» Problem description
Reproduce the lines of the records below unchanged. Start with the line containing "179, 380, 187]" and stop after the line containing "31, 215, 38]".

» Dataset records
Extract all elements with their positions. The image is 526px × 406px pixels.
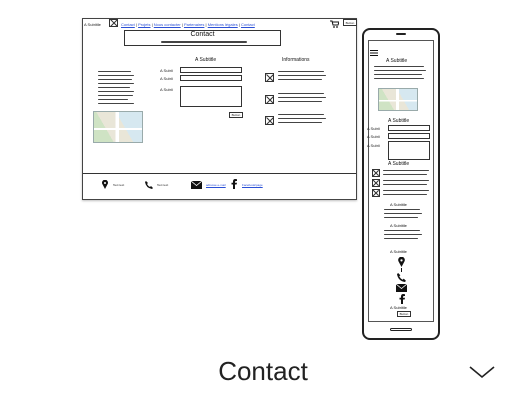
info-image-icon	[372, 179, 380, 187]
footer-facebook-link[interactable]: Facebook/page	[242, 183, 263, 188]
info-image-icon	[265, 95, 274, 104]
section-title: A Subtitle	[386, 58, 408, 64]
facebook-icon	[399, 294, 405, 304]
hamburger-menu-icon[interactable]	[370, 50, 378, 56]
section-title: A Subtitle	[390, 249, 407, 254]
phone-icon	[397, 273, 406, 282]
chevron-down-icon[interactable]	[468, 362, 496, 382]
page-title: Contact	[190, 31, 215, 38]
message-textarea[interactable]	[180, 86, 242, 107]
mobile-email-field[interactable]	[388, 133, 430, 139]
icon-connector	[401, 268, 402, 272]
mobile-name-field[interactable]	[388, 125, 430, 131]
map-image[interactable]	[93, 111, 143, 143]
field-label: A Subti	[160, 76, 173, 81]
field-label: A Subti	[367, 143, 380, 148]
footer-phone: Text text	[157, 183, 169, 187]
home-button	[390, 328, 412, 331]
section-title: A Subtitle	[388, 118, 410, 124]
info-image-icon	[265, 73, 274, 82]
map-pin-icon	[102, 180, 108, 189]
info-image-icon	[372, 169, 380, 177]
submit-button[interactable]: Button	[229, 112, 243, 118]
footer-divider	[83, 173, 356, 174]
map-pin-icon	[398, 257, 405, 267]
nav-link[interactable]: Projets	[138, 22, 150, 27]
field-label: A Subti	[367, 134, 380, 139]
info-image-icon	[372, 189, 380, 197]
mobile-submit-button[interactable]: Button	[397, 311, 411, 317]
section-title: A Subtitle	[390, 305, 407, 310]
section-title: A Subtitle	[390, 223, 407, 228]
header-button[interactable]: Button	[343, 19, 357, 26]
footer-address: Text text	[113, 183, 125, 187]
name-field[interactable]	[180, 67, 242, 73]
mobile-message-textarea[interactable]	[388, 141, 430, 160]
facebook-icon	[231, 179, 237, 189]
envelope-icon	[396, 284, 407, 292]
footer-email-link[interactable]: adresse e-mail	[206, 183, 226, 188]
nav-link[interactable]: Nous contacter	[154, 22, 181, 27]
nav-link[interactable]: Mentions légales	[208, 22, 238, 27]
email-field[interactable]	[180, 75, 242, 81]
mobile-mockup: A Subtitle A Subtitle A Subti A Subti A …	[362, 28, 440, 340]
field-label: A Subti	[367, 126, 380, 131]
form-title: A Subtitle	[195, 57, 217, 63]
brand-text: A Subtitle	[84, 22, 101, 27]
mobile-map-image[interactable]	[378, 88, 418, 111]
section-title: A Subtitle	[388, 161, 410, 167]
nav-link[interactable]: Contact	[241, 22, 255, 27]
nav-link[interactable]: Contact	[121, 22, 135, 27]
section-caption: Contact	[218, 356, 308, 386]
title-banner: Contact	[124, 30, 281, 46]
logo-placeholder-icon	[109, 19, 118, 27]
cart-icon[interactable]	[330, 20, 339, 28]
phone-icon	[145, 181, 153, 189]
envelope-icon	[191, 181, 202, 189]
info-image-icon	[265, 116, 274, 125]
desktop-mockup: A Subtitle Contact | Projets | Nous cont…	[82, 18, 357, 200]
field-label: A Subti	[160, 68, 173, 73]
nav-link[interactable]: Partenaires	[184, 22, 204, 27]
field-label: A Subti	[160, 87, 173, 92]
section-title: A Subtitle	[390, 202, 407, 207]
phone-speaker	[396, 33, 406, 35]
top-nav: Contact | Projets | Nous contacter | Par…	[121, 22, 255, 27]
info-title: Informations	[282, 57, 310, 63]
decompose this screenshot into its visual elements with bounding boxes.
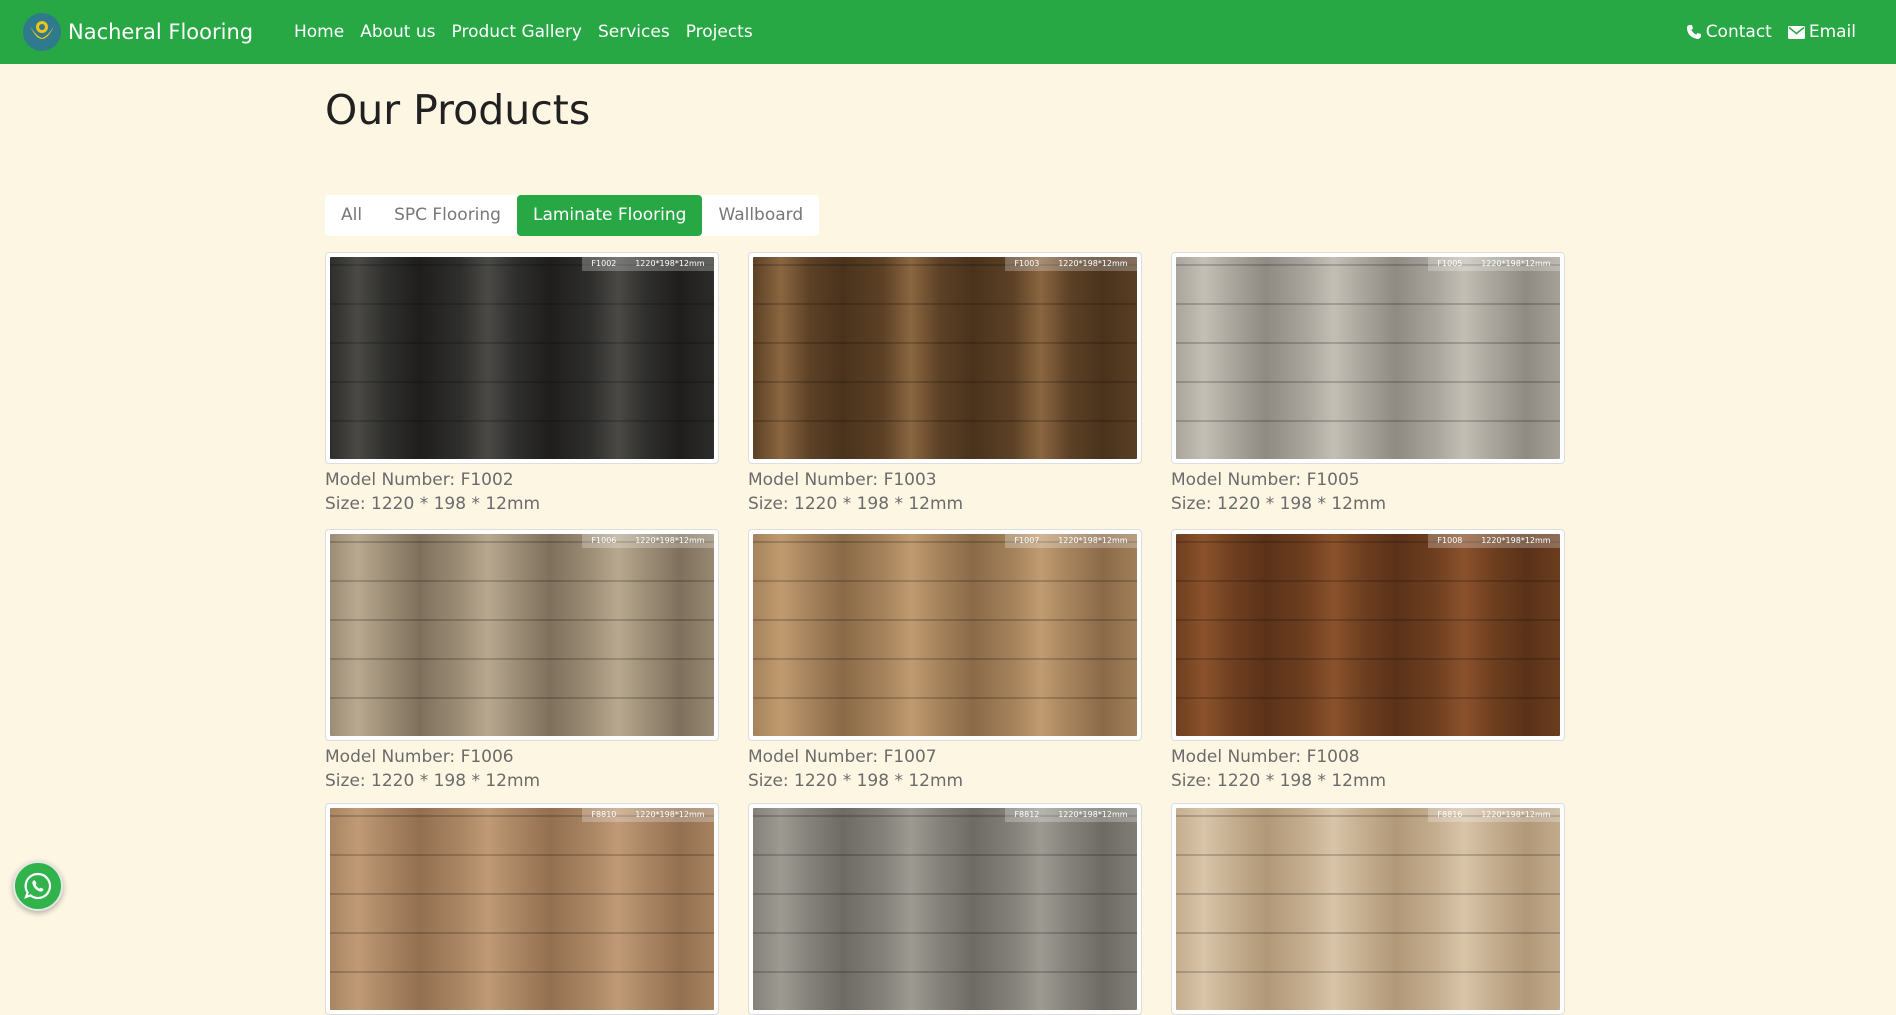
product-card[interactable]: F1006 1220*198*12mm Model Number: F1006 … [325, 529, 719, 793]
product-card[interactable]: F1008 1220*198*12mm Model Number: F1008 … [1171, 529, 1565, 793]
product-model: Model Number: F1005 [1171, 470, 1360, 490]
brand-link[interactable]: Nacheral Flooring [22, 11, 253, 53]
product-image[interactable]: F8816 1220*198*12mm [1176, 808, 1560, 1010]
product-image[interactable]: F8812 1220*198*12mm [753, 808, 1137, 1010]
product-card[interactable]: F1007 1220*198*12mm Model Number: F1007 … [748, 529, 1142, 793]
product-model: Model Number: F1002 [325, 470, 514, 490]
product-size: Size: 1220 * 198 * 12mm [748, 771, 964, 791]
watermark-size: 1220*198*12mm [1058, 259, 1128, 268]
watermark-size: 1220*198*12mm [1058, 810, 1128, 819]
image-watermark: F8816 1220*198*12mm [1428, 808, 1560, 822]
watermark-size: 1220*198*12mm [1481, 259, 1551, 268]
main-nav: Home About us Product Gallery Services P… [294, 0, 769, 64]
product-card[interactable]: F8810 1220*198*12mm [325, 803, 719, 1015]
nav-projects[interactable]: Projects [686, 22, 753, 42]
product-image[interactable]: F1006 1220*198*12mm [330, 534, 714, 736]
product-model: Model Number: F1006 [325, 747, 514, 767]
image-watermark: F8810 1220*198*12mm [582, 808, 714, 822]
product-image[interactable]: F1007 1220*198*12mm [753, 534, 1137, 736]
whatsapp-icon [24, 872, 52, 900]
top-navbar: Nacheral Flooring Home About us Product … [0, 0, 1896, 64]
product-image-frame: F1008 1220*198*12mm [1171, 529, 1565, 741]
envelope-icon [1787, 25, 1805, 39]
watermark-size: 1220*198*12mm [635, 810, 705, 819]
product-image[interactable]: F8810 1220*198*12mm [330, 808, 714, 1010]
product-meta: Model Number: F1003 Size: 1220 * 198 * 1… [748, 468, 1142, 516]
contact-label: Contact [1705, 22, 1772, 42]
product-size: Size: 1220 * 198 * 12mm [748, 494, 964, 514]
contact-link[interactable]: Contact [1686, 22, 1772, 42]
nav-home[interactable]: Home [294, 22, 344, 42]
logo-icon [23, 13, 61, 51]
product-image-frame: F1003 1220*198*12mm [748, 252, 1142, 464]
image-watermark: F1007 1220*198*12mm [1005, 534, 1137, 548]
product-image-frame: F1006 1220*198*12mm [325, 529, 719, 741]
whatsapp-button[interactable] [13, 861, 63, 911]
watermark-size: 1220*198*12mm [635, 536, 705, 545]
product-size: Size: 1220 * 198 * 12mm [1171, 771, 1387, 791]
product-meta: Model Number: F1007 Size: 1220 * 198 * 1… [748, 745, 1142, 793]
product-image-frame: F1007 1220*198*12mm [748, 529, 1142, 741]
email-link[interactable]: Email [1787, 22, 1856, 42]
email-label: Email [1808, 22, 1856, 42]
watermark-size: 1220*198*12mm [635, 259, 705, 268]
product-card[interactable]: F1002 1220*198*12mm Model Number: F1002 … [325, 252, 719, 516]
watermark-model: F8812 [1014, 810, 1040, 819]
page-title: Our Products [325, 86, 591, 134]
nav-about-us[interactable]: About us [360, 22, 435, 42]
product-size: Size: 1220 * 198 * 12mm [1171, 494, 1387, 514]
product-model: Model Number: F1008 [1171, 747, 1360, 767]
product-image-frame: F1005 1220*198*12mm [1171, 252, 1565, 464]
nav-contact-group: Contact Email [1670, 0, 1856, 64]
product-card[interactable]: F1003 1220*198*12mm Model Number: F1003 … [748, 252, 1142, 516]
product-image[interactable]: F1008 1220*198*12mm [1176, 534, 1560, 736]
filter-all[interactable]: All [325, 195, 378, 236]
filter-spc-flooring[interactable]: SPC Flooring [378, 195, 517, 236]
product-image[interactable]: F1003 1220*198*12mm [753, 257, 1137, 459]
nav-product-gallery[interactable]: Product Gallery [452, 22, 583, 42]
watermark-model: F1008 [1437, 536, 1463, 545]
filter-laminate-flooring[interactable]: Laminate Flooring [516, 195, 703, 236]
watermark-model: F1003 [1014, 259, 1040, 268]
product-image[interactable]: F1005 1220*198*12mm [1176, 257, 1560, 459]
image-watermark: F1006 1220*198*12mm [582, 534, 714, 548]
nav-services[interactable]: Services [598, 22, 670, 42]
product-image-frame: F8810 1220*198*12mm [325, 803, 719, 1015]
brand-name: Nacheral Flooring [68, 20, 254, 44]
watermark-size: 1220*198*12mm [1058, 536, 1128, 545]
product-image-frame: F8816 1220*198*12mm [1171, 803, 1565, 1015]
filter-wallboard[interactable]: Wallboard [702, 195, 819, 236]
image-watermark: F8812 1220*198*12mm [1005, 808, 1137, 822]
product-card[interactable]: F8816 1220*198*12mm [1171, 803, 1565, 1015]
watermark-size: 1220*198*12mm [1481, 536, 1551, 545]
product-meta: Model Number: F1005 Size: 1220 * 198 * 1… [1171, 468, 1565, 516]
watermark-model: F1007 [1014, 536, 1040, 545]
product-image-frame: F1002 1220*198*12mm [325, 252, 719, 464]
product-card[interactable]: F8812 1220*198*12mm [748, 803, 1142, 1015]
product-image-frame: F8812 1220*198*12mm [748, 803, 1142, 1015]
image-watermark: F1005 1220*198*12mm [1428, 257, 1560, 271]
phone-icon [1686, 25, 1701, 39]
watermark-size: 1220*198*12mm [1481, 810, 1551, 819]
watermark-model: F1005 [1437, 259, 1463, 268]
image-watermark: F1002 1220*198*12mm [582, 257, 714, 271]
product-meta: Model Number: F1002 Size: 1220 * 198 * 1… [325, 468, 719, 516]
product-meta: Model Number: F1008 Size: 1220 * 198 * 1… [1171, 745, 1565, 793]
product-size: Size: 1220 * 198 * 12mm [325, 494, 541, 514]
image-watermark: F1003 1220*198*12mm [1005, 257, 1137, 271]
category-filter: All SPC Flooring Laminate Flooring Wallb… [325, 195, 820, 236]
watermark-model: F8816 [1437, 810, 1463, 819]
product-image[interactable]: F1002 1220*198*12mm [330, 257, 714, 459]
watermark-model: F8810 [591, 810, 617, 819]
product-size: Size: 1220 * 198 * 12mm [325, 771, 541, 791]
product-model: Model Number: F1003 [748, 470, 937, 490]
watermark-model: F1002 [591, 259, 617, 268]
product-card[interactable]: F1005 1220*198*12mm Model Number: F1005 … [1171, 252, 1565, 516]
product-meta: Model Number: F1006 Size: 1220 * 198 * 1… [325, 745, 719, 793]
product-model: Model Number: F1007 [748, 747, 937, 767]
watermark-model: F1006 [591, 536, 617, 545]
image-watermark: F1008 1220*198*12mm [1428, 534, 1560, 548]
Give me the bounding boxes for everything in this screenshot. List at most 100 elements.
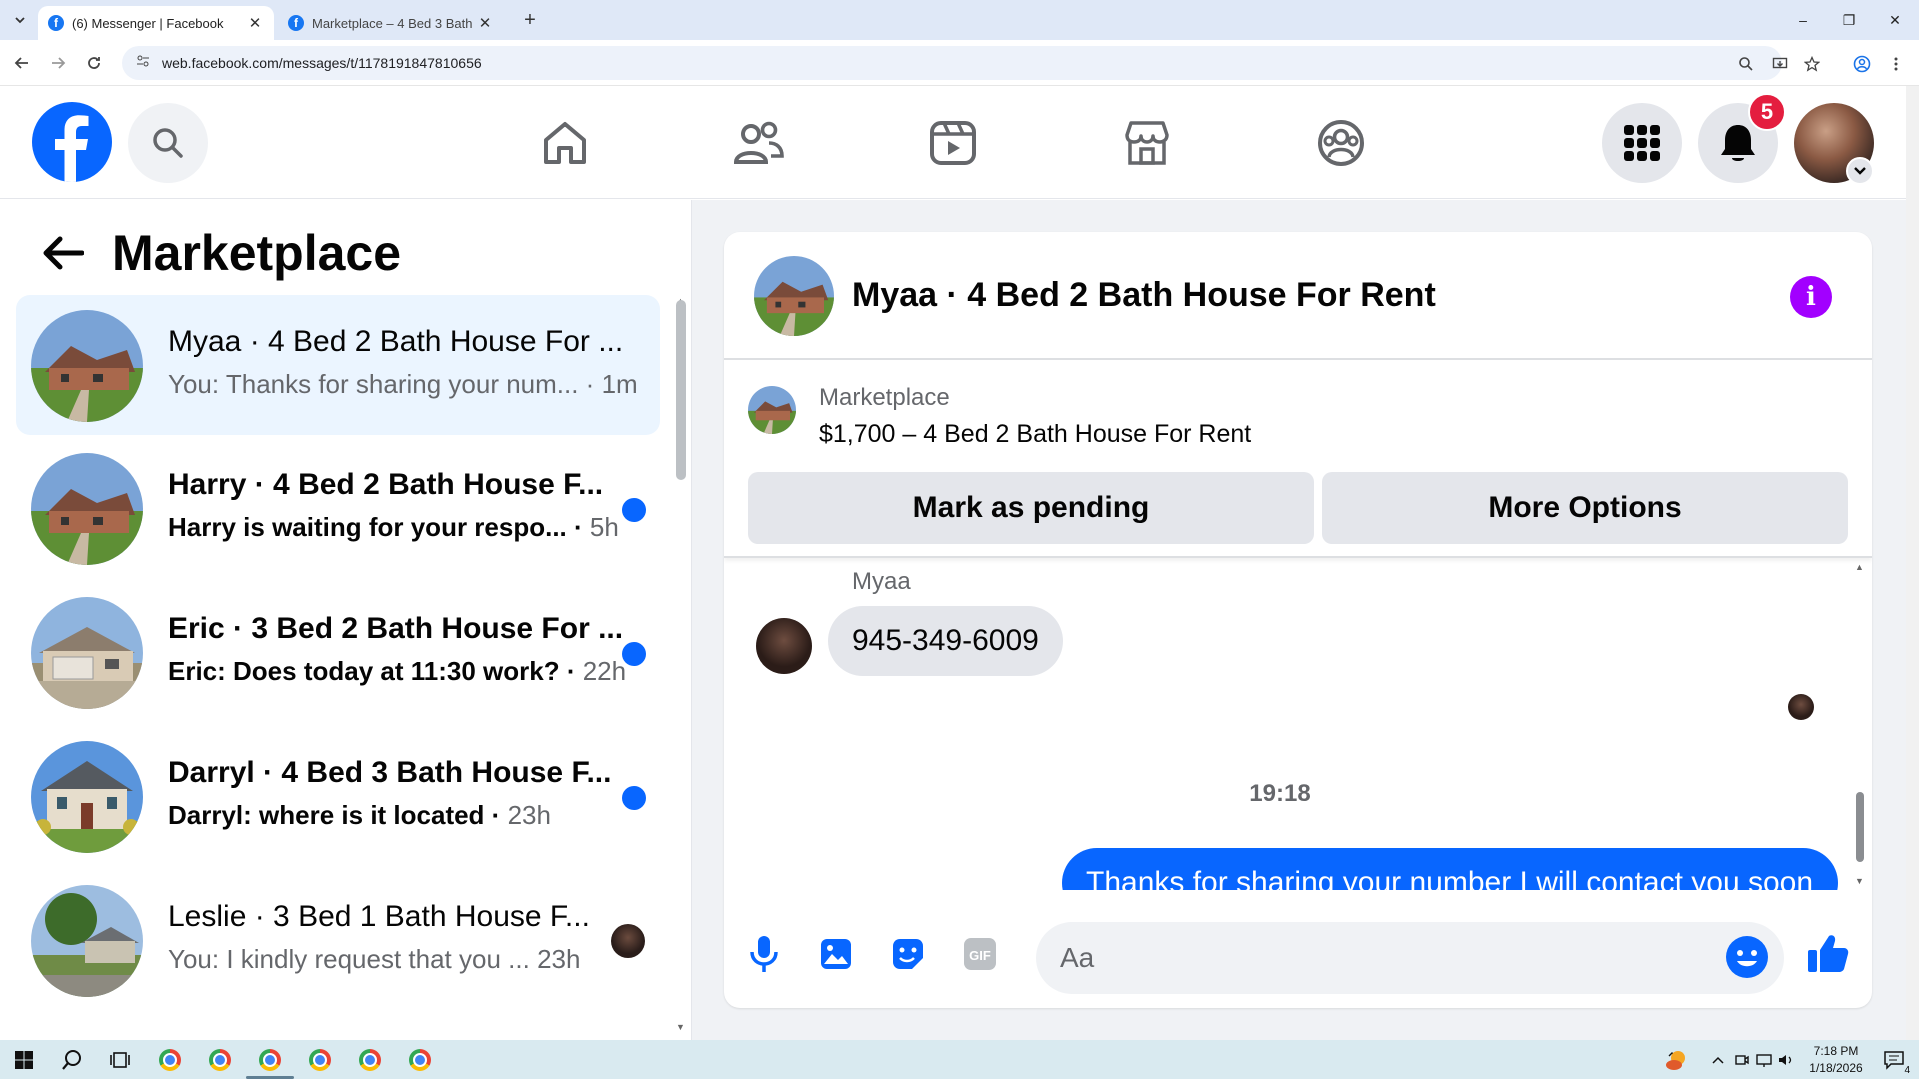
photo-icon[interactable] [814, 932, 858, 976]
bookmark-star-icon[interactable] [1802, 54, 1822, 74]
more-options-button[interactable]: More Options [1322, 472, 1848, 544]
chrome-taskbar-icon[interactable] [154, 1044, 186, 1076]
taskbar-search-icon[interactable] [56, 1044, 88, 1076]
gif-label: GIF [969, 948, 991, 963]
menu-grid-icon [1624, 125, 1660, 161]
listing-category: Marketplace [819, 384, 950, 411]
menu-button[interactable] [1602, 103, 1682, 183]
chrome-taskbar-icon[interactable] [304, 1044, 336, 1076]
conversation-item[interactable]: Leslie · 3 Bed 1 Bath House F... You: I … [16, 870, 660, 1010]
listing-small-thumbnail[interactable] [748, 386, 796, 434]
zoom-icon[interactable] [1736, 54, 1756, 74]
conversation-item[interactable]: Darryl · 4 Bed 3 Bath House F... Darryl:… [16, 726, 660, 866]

» Expected answer
info-image-icon	[372, 179, 380, 187]
footer-facebook-link[interactable]: Facebook/page	[242, 183, 263, 188]
info-image-icon	[265, 95, 274, 104]
section-title: A Subtitle	[386, 58, 408, 64]
facebook-icon	[399, 294, 405, 304]
hamburger-menu-icon[interactable]	[370, 50, 378, 56]
section-title: A Subtitle	[390, 249, 407, 254]
phone-icon	[397, 273, 406, 282]
chevron-down-icon[interactable]	[468, 362, 496, 382]
page-title: Contact	[190, 31, 215, 38]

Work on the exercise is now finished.